#### [Task details]
Keep only the lines of the data below that contain "number", and copy them.

Dataset items:
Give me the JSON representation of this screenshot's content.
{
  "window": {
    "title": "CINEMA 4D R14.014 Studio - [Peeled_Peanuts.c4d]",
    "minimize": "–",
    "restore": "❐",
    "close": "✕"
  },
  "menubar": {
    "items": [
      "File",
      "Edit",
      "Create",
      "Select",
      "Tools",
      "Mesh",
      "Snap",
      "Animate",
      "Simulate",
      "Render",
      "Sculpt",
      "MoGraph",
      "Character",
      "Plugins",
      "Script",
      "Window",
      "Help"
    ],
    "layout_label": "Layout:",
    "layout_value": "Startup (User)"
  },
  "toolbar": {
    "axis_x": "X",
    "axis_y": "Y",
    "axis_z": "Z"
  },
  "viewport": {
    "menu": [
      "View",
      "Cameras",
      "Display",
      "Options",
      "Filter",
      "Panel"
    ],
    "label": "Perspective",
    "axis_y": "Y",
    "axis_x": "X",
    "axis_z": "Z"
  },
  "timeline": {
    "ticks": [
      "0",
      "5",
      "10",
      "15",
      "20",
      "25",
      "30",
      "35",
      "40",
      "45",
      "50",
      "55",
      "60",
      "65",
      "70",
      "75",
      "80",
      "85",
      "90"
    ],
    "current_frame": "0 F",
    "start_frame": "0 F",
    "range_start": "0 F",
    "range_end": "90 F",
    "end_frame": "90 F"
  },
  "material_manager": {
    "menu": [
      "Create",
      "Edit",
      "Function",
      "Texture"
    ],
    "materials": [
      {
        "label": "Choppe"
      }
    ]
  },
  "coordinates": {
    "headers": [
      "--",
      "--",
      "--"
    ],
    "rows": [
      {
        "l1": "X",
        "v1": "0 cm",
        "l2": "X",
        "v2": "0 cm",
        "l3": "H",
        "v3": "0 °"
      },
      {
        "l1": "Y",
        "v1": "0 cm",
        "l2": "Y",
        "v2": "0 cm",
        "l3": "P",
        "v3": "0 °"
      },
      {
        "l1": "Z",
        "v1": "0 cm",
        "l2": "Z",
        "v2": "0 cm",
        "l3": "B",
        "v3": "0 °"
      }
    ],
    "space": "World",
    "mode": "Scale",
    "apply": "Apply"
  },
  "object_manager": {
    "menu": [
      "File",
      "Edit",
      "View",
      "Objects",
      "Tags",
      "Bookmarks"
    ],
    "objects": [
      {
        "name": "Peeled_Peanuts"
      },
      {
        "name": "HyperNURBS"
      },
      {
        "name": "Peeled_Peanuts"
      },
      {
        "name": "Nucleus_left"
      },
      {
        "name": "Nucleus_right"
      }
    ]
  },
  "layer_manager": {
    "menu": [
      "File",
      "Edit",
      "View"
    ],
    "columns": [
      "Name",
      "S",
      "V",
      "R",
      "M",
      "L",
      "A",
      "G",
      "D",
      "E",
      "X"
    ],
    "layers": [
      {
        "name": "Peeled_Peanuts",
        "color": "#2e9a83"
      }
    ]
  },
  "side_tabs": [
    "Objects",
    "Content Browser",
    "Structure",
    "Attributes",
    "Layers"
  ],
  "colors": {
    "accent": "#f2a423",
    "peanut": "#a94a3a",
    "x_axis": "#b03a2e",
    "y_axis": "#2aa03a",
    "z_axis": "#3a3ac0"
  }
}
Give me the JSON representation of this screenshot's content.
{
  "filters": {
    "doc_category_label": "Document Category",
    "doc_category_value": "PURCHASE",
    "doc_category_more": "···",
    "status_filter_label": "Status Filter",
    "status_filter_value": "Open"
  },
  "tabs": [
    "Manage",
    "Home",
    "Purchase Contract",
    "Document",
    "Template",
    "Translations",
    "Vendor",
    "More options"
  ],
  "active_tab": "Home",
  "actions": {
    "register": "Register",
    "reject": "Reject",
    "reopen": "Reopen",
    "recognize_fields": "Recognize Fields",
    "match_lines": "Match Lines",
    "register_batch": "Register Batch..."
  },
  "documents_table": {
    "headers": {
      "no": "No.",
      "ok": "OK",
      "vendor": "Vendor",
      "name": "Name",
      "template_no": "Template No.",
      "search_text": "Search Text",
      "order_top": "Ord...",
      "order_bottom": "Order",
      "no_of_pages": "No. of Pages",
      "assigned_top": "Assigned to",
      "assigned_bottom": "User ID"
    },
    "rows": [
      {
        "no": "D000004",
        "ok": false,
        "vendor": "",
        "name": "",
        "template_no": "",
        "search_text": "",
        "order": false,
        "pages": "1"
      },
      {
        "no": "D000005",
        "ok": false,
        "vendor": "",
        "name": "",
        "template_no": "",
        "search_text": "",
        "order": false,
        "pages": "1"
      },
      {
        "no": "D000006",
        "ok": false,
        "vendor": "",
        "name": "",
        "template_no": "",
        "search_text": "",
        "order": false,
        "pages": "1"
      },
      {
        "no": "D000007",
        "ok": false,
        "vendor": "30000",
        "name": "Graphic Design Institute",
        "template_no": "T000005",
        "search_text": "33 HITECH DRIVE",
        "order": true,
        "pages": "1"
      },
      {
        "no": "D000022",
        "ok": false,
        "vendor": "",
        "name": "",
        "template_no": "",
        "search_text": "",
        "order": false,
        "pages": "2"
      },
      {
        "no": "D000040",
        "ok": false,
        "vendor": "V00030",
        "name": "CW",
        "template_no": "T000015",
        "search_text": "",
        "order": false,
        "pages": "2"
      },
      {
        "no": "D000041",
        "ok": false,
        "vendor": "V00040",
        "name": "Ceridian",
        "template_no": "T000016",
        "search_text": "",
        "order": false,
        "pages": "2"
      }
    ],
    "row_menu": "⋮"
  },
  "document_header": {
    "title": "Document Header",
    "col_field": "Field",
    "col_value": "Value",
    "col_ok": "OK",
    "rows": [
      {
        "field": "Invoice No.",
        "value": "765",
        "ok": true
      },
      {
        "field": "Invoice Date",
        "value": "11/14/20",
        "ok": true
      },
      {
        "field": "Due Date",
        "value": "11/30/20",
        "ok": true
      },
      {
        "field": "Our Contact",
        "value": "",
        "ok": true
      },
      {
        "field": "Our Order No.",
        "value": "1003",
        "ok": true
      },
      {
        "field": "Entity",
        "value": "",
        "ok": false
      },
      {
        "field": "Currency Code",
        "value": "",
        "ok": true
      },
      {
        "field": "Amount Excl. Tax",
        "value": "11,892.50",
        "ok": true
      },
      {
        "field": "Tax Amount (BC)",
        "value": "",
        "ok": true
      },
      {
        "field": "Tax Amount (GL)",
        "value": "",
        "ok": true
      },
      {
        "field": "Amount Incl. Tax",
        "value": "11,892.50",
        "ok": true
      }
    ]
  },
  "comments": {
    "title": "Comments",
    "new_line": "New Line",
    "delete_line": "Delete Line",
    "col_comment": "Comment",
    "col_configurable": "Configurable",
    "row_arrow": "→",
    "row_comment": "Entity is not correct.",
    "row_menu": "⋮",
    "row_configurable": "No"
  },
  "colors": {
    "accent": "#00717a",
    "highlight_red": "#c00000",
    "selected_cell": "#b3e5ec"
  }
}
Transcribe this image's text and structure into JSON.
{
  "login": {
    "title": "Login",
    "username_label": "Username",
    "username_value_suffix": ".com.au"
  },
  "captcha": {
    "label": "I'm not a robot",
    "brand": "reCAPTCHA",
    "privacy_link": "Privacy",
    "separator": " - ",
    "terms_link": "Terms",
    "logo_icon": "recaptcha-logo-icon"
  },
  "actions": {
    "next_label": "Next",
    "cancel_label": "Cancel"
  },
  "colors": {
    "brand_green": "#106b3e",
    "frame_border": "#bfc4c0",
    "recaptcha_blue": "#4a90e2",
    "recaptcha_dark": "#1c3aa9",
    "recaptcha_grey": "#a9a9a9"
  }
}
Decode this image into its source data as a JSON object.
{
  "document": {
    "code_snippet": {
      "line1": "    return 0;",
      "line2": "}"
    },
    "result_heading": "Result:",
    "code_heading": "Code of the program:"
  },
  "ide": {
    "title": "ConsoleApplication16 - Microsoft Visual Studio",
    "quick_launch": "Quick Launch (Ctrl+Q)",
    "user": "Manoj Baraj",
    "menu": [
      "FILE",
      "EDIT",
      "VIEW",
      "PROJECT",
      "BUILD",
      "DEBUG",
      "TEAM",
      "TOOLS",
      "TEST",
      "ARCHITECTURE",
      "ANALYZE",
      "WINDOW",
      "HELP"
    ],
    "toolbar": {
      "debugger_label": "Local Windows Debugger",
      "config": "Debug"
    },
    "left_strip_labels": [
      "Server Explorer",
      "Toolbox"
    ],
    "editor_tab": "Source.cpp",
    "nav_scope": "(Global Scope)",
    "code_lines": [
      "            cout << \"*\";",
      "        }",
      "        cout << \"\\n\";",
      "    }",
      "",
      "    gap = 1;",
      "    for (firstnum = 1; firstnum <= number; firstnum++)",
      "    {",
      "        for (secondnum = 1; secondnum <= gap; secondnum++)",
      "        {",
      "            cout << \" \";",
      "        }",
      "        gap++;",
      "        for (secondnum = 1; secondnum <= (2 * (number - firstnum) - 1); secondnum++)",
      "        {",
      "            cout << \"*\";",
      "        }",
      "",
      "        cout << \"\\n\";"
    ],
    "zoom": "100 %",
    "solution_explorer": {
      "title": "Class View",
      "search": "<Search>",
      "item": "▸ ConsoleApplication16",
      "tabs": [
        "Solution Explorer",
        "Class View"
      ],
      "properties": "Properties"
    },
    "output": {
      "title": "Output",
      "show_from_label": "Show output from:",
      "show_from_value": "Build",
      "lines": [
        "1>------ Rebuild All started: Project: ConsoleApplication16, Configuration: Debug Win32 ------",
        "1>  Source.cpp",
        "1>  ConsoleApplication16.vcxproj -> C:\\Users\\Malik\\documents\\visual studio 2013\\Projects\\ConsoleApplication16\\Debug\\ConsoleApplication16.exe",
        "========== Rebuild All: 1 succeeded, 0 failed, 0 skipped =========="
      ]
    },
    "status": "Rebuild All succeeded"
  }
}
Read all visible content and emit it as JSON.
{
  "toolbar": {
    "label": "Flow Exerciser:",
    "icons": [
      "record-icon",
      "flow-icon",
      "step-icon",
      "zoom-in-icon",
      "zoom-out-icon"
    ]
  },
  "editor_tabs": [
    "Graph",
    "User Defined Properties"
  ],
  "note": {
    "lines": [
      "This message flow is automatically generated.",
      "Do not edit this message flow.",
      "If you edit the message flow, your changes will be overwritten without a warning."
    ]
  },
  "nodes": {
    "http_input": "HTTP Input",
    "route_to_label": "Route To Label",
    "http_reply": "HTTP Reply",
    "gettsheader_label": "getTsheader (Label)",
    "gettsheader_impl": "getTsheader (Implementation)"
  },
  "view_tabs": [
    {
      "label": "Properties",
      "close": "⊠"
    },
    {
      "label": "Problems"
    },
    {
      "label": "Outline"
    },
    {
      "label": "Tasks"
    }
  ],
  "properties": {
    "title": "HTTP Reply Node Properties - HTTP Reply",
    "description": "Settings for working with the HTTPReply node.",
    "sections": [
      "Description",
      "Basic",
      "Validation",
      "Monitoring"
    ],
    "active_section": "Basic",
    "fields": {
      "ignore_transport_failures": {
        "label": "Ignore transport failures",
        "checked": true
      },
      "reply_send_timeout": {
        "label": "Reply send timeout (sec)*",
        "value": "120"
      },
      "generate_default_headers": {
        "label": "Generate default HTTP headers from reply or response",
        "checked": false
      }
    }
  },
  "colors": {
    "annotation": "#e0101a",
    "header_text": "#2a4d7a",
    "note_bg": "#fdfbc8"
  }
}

#### [Task response]
      "    for (firstnum = 1; firstnum <= number; firstnum++)",
      "        for (secondnum = 1; secondnum <= (2 * (number - firstnum) - 1); secondnum++)",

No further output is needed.